**The problem**
All entries are to be given again verbatim.

— Start —

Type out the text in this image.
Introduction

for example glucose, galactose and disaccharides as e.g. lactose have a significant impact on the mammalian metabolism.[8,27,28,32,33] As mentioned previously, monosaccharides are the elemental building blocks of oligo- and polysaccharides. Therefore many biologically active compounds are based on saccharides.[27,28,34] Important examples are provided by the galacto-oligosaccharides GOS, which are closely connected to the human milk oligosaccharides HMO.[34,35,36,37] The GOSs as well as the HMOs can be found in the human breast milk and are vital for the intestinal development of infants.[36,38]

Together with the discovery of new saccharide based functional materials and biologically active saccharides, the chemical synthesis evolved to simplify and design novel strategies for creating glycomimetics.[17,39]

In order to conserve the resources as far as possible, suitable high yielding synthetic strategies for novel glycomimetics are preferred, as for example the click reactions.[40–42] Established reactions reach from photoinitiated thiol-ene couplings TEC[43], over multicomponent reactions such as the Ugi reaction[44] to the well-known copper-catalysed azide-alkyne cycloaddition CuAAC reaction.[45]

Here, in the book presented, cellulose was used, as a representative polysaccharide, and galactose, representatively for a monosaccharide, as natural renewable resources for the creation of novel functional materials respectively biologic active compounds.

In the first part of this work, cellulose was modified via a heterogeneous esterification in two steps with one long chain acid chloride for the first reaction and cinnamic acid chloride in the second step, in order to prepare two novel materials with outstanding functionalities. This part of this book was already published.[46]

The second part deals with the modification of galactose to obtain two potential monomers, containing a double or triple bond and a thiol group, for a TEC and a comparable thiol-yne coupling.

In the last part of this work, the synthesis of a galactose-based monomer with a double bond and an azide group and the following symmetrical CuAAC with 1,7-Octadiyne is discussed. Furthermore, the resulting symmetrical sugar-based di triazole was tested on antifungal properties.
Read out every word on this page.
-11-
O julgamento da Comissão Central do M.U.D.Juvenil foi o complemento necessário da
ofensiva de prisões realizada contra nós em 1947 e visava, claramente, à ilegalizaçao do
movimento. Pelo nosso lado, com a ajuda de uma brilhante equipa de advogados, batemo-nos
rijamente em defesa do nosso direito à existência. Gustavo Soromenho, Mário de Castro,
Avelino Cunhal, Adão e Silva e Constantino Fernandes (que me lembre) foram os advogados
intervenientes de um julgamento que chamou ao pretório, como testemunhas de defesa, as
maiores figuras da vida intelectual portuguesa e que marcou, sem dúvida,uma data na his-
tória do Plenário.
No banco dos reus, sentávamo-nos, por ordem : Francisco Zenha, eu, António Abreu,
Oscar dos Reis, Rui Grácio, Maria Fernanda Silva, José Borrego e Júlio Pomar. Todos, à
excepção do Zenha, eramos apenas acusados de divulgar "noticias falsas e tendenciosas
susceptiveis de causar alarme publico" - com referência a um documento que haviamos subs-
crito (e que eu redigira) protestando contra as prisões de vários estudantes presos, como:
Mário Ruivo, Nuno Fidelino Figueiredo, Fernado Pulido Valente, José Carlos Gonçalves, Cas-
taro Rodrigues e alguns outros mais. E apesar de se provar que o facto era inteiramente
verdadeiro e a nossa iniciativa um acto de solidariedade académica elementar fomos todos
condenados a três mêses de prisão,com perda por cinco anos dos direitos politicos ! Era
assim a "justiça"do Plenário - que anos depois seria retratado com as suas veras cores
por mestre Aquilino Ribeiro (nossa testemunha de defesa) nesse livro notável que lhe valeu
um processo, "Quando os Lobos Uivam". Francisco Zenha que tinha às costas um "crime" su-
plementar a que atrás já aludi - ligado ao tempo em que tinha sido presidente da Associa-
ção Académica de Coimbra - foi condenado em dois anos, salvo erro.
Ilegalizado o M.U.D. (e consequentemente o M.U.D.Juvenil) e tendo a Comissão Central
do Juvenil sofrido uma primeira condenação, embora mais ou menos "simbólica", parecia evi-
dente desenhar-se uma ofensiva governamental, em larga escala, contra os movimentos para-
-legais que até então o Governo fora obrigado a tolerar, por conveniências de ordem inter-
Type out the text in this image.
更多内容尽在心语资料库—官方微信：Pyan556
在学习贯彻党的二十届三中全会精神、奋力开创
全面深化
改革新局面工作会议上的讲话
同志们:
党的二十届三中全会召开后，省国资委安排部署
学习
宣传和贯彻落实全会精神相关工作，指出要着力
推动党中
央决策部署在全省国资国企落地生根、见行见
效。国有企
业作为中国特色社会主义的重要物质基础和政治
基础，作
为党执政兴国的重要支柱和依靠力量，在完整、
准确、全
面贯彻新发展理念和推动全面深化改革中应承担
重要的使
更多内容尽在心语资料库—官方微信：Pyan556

— End —

**Answer to the task**
Type out the text in this image.
Introduction

for example glucose, galactose and disaccharides as e.g. lactose have a significant impact on the mammalian metabolism.[8,27,28,32,33] As mentioned previously, monosaccharides are the elemental building blocks of oligo- and polysaccharides. Therefore many biologically active compounds are based on saccharides.[27,28,34] Important examples are provided by the galacto-oligosaccharides GOS, which are closely connected to the human milk oligosaccharides HMO.[34,35,36,37] The GOSs as well as the HMOs can be found in the human breast milk and are vital for the intestinal development of infants.[36,38]

Together with the discovery of new saccharide based functional materials and biologically active saccharides, the chemical synthesis evolved to simplify and design novel strategies for creating glycomimetics.[17,39]

In order to conserve the resources as far as possible, suitable high yielding synthetic strategies for novel glycomimetics are preferred, as for example the click reactions.[40–42] Established reactions reach from photoinitiated thiol-ene couplings TEC[43], over multicomponent reactions such as the Ugi reaction[44] to the well-known copper-catalysed azide-alkyne cycloaddition CuAAC reaction.[45]

Here, in the book presented, cellulose was used, as a representative polysaccharide, and galactose, representatively for a monosaccharide, as natural renewable resources for the creation of novel functional materials respectively biologic active compounds.

In the first part of this work, cellulose was modified via a heterogeneous esterification in two steps with one long chain acid chloride for the first reaction and cinnamic acid chloride in the second step, in order to prepare two novel materials with outstanding functionalities. This part of this book was already published.[46]

The second part deals with the modification of galactose to obtain two potential monomers, containing a double or triple bond and a thiol group, for a TEC and a comparable thiol-yne coupling.

In the last part of this work, the synthesis of a galactose-based monomer with a double bond and an azide group and the following symmetrical CuAAC with 1,7-Octadiyne is discussed. Furthermore, the resulting symmetrical sugar-based di triazole was tested on antifungal properties.
Read out every word on this page.
-11-
O julgamento da Comissão Central do M.U.D.Juvenil foi o complemento necessário da
ofensiva de prisões realizada contra nós em 1947 e visava, claramente, à ilegalizaçao do
movimento. Pelo nosso lado, com a ajuda de uma brilhante equipa de advogados, batemo-nos
rijamente em defesa do nosso direito à existência. Gustavo Soromenho, Mário de Castro,
Avelino Cunhal, Adão e Silva e Constantino Fernandes (que me lembre) foram os advogados
intervenientes de um julgamento que chamou ao pretório, como testemunhas de defesa, as
maiores figuras da vida intelectual portuguesa e que marcou, sem dúvida,uma data na his-
tória do Plenário.
No banco dos reus, sentávamo-nos, por ordem : Francisco Zenha, eu, António Abreu,
Oscar dos Reis, Rui Grácio, Maria Fernanda Silva, José Borrego e Júlio Pomar. Todos, à
excepção do Zenha, eramos apenas acusados de divulgar "noticias falsas e tendenciosas
susceptiveis de causar alarme publico" - com referência a um documento que haviamos subs-
crito (e que eu redigira) protestando contra as prisões de vários estudantes presos, como:
Mário Ruivo, Nuno Fidelino Figueiredo, Fernado Pulido Valente, José Carlos Gonçalves, Cas-
taro Rodrigues e alguns outros mais. E apesar de se provar que o facto era inteiramente
verdadeiro e a nossa iniciativa um acto de solidariedade académica elementar fomos todos
condenados a três mêses de prisão,com perda por cinco anos dos direitos politicos ! Era
assim a "justiça"do Plenário - que anos depois seria retratado com as suas veras cores
por mestre Aquilino Ribeiro (nossa testemunha de defesa) nesse livro notável que lhe valeu
um processo, "Quando os Lobos Uivam". Francisco Zenha que tinha às costas um "crime" su-
plementar a que atrás já aludi - ligado ao tempo em que tinha sido presidente da Associa-
ção Académica de Coimbra - foi condenado em dois anos, salvo erro.
Ilegalizado o M.U.D. (e consequentemente o M.U.D.Juvenil) e tendo a Comissão Central
do Juvenil sofrido uma primeira condenação, embora mais ou menos "simbólica", parecia evi-
dente desenhar-se uma ofensiva governamental, em larga escala, contra os movimentos para-
-legais que até então o Governo fora obrigado a tolerar, por conveniências de ordem inter-
Type out the text in this image.
更多内容尽在心语资料库—官方微信：Pyan556
在学习贯彻党的二十届三中全会精神、奋力开创
全面深化
改革新局面工作会议上的讲话
同志们:
党的二十届三中全会召开后，省国资委安排部署
学习
宣传和贯彻落实全会精神相关工作，指出要着力
推动党中
央决策部署在全省国资国企落地生根、见行见
效。国有企
业作为中国特色社会主义的重要物质基础和政治
基础，作
为党执政兴国的重要支柱和依靠力量，在完整、
准确、全
面贯彻新发展理念和推动全面深化改革中应承担
重要的使
更多内容尽在心语资料库—官方微信：Pyan556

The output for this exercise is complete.